DATA RECORDS »

++++++

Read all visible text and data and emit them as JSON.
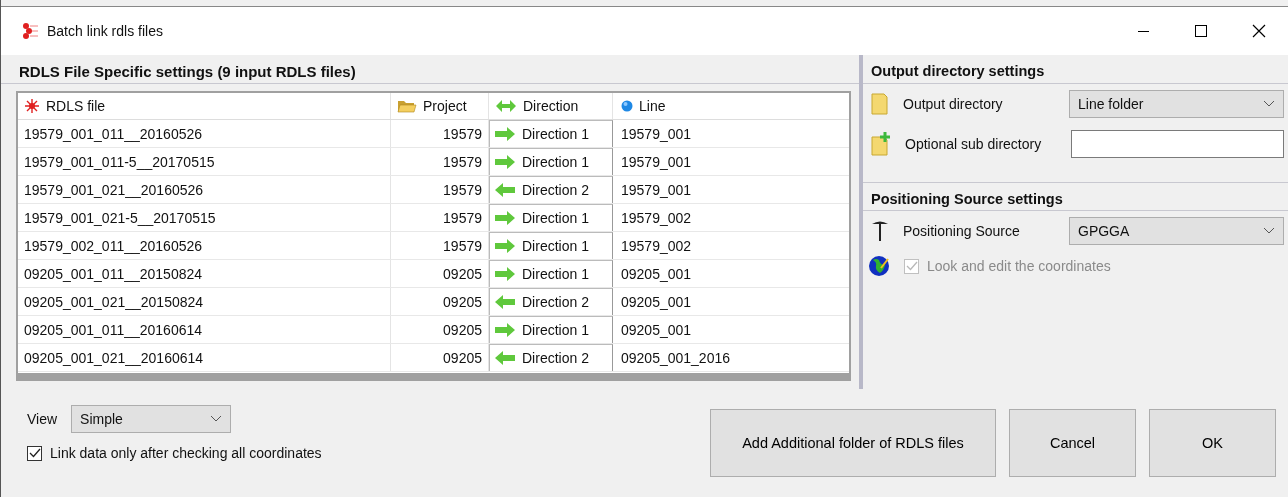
{
  "window": {
    "title": "Batch link rdls files"
  },
  "files_panel": {
    "title": "RDLS File Specific settings (9 input RDLS files)",
    "table": {
      "columns": [
        "RDLS file",
        "Project",
        "Direction",
        "Line"
      ],
      "rows": [
        {
          "file": "19579_001_011__20160526",
          "project": "19579",
          "kind": "forward",
          "direction": "Direction 1",
          "line": "19579_001"
        },
        {
          "file": "19579_001_011-5__20170515",
          "project": "19579",
          "kind": "forward",
          "direction": "Direction 1",
          "line": "19579_001"
        },
        {
          "file": "19579_001_021__20160526",
          "project": "19579",
          "kind": "backward",
          "direction": "Direction 2",
          "line": "19579_001"
        },
        {
          "file": "19579_001_021-5__20170515",
          "project": "19579",
          "kind": "forward",
          "direction": "Direction 1",
          "line": "19579_002"
        },
        {
          "file": "19579_002_011__20160526",
          "project": "19579",
          "kind": "forward",
          "direction": "Direction 1",
          "line": "19579_002"
        },
        {
          "file": "09205_001_011__20150824",
          "project": "09205",
          "kind": "forward",
          "direction": "Direction 1",
          "line": "09205_001"
        },
        {
          "file": "09205_001_021__20150824",
          "project": "09205",
          "kind": "backward",
          "direction": "Direction 2",
          "line": "09205_001"
        },
        {
          "file": "09205_001_011__20160614",
          "project": "09205",
          "kind": "forward",
          "direction": "Direction 1",
          "line": "09205_001"
        },
        {
          "file": "09205_001_021__20160614",
          "project": "09205",
          "kind": "backward",
          "direction": "Direction 2",
          "line": "09205_001_2016"
        }
      ]
    }
  },
  "output_settings": {
    "title": "Output directory settings",
    "output_directory_label": "Output directory",
    "output_directory_value": "Line folder",
    "sub_directory_label": "Optional sub directory"
  },
  "positioning_settings": {
    "title": "Positioning Source settings",
    "source_label": "Positioning Source",
    "source_value": "GPGGA",
    "look_edit": {
      "label": "Look and edit the coordinates",
      "checked": true,
      "disabled": true
    }
  },
  "view": {
    "label": "View",
    "value": "Simple"
  },
  "link_check": {
    "label": "Link data only after checking all coordinates",
    "checked": true
  },
  "buttons": [
    "Add Additional folder of RDLS files",
    "Cancel",
    "OK"
  ]
}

++++++

WHAT IS EXPECTED » Set down every entry word for word, but omit the pictures.

RESULT OF THIS TASK »
Read all visible text and data and emit them as JSON.
{
  "window": {
    "title": "Batch link rdls files"
  },
  "files_panel": {
    "title": "RDLS File Specific settings (9 input RDLS files)",
    "table": {
      "columns": [
        "RDLS file",
        "Project",
        "Direction",
        "Line"
      ],
      "rows": [
        {
          "file": "19579_001_011__20160526",
          "project": "19579",
          "kind": "forward",
          "direction": "Direction 1",
          "line": "19579_001"
        },
        {
          "file": "19579_001_011-5__20170515",
          "project": "19579",
          "kind": "forward",
          "direction": "Direction 1",
          "line": "19579_001"
        },
        {
          "file": "19579_001_021__20160526",
          "project": "19579",
          "kind": "backward",
          "direction": "Direction 2",
          "line": "19579_001"
        },
        {
          "file": "19579_001_021-5__20170515",
          "project": "19579",
          "kind": "forward",
          "direction": "Direction 1",
          "line": "19579_002"
        },
        {
          "file": "19579_002_011__20160526",
          "project": "19579",
          "kind": "forward",
          "direction": "Direction 1",
          "line": "19579_002"
        },
        {
          "file": "09205_001_011__20150824",
          "project": "09205",
          "kind": "forward",
          "direction": "Direction 1",
          "line": "09205_001"
        },
        {
          "file": "09205_001_021__20150824",
          "project": "09205",
          "kind": "backward",
          "direction": "Direction 2",
          "line": "09205_001"
        },
        {
          "file": "09205_001_011__20160614",
          "project": "09205",
          "kind": "forward",
          "direction": "Direction 1",
          "line": "09205_001"
        },
        {
          "file": "09205_001_021__20160614",
          "project": "09205",
          "kind": "backward",
          "direction": "Direction 2",
          "line": "09205_001_2016"
        }
      ]
    }
  },
  "output_settings": {
    "title": "Output directory settings",
    "output_directory_label": "Output directory",
    "output_directory_value": "Line folder",
    "sub_directory_label": "Optional sub directory"
  },
  "positioning_settings": {
    "title": "Positioning Source settings",
    "source_label": "Positioning Source",
    "source_value": "GPGGA",
    "look_edit": {
      "label": "Look and edit the coordinates",
      "checked": true,
      "disabled": true
    }
  },
  "view": {
    "label": "View",
    "value": "Simple"
  },
  "link_check": {
    "label": "Link data only after checking all coordinates",
    "checked": true
  },
  "buttons": [
    "Add Additional folder of RDLS files",
    "Cancel",
    "OK"
  ]
}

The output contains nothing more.